◆ Objective
Return the records that follow, matching each one exactly.

Figure record listings
= = =
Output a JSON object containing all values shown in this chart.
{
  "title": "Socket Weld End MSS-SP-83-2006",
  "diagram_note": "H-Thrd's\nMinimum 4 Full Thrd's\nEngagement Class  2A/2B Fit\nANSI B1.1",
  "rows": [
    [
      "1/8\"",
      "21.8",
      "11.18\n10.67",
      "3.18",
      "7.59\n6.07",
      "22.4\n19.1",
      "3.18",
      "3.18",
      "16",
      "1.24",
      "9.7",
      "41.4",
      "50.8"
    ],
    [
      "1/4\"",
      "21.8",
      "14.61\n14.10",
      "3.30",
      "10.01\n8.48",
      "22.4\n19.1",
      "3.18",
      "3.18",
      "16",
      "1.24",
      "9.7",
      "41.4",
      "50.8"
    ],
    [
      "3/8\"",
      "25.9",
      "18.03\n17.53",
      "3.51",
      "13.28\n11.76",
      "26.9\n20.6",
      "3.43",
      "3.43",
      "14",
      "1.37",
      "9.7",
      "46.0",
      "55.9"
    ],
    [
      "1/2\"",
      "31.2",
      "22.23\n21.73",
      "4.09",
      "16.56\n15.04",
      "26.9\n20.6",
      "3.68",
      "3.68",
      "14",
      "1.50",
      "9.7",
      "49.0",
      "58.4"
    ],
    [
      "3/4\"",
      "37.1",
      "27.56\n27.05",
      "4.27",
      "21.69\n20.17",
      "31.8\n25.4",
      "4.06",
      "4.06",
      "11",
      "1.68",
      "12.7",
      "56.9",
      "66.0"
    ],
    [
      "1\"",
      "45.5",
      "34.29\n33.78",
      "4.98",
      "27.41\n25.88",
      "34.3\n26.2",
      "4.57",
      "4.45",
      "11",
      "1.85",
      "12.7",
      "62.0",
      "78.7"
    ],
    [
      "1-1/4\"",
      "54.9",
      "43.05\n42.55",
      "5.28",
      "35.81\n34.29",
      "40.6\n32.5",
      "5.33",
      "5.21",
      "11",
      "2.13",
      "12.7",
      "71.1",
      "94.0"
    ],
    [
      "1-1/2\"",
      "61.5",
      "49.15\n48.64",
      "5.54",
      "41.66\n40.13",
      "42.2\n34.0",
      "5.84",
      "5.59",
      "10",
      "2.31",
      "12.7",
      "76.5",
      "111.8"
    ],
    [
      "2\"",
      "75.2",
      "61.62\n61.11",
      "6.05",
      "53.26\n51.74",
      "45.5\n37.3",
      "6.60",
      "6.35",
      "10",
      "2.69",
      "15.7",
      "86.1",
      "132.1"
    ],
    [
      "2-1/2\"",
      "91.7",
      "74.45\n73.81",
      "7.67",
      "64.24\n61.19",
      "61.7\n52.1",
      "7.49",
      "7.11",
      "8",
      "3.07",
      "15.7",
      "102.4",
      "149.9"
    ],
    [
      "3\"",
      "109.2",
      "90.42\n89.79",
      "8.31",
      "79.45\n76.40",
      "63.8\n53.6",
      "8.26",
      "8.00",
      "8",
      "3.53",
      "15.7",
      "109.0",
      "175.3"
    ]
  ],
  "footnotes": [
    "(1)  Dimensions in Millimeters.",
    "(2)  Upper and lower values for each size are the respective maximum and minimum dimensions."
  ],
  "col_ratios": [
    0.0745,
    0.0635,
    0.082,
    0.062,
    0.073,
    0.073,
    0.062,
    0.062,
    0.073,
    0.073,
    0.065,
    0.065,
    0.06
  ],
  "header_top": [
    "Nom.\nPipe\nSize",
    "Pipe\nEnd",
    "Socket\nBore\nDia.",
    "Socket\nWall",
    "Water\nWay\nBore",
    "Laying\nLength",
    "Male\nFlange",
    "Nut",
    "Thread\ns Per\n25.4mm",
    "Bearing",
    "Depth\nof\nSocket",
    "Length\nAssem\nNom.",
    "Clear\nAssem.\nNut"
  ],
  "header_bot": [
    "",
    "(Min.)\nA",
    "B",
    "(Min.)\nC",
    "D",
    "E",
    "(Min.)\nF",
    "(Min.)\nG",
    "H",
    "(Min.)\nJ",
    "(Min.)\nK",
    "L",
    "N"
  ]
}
= = =
◆ Output of the task
Output a JSON object containing all values shown in this chart.
{
  "title": "Socket Weld End MSS-SP-83-2006",
  "diagram_note": "H-Thrd's\nMinimum 4 Full Thrd's\nEngagement Class  2A/2B Fit\nANSI B1.1",
  "rows": [
    [
      "1/8\"",
      "21.8",
      "11.18\n10.67",
      "3.18",
      "7.59\n6.07",
      "22.4\n19.1",
      "3.18",
      "3.18",
      "16",
      "1.24",
      "9.7",
      "41.4",
      "50.8"
    ],
    [
      "1/4\"",
      "21.8",
      "14.61\n14.10",
      "3.30",
      "10.01\n8.48",
      "22.4\n19.1",
      "3.18",
      "3.18",
      "16",
      "1.24",
      "9.7",
      "41.4",
      "50.8"
    ],
    [
      "3/8\"",
      "25.9",
      "18.03\n17.53",
      "3.51",
      "13.28\n11.76",
      "26.9\n20.6",
      "3.43",
      "3.43",
      "14",
      "1.37",
      "9.7",
      "46.0",
      "55.9"
    ],
    [
      "1/2\"",
      "31.2",
      "22.23\n21.73",
      "4.09",
      "16.56\n15.04",
      "26.9\n20.6",
      "3.68",
      "3.68",
      "14",
      "1.50",
      "9.7",
      "49.0",
      "58.4"
    ],
    [
      "3/4\"",
      "37.1",
      "27.56\n27.05",
      "4.27",
      "21.69\n20.17",
      "31.8\n25.4",
      "4.06",
      "4.06",
      "11",
      "1.68",
      "12.7",
      "56.9",
      "66.0"
    ],
    [
      "1\"",
      "45.5",
      "34.29\n33.78",
      "4.98",
      "27.41\n25.88",
      "34.3\n26.2",
      "4.57",
      "4.45",
      "11",
      "1.85",
      "12.7",
      "62.0",
      "78.7"
    ],
    [
      "1-1/4\"",
      "54.9",
      "43.05\n42.55",
      "5.28",
      "35.81\n34.29",
      "40.6\n32.5",
      "5.33",
      "5.21",
      "11",
      "2.13",
      "12.7",
      "71.1",
      "94.0"
    ],
    [
      "1-1/2\"",
      "61.5",
      "49.15\n48.64",
      "5.54",
      "41.66\n40.13",
      "42.2\n34.0",
      "5.84",
      "5.59",
      "10",
      "2.31",
      "12.7",
      "76.5",
      "111.8"
    ],
    [
      "2\"",
      "75.2",
      "61.62\n61.11",
      "6.05",
      "53.26\n51.74",
      "45.5\n37.3",
      "6.60",
      "6.35",
      "10",
      "2.69",
      "15.7",
      "86.1",
      "132.1"
    ],
    [
      "2-1/2\"",
      "91.7",
      "74.45\n73.81",
      "7.67",
      "64.24\n61.19",
      "61.7\n52.1",
      "7.49",
      "7.11",
      "8",
      "3.07",
      "15.7",
      "102.4",
      "149.9"
    ],
    [
      "3\"",
      "109.2",
      "90.42\n89.79",
      "8.31",
      "79.45\n76.40",
      "63.8\n53.6",
      "8.26",
      "8.00",
      "8",
      "3.53",
      "15.7",
      "109.0",
      "175.3"
    ]
  ],
  "footnotes": [
    "(1)  Dimensions in Millimeters.",
    "(2)  Upper and lower values for each size are the respective maximum and minimum dimensions."
  ],
  "col_ratios": [
    0.0745,
    0.0635,
    0.082,
    0.062,
    0.073,
    0.073,
    0.062,
    0.062,
    0.073,
    0.073,
    0.065,
    0.065,
    0.06
  ],
  "header_top": [
    "Nom.\nPipe\nSize",
    "Pipe\nEnd",
    "Socket\nBore\nDia.",
    "Socket\nWall",
    "Water\nWay\nBore",
    "Laying\nLength",
    "Male\nFlange",
    "Nut",
    "Thread\ns Per\n25.4mm",
    "Bearing",
    "Depth\nof\nSocket",
    "Length\nAssem\nNom.",
    "Clear\nAssem.\nNut"
  ],
  "header_bot": [
    "",
    "(Min.)\nA",
    "B",
    "(Min.)\nC",
    "D",
    "E",
    "(Min.)\nF",
    "(Min.)\nG",
    "H",
    "(Min.)\nJ",
    "(Min.)\nK",
    "L",
    "N"
  ]
}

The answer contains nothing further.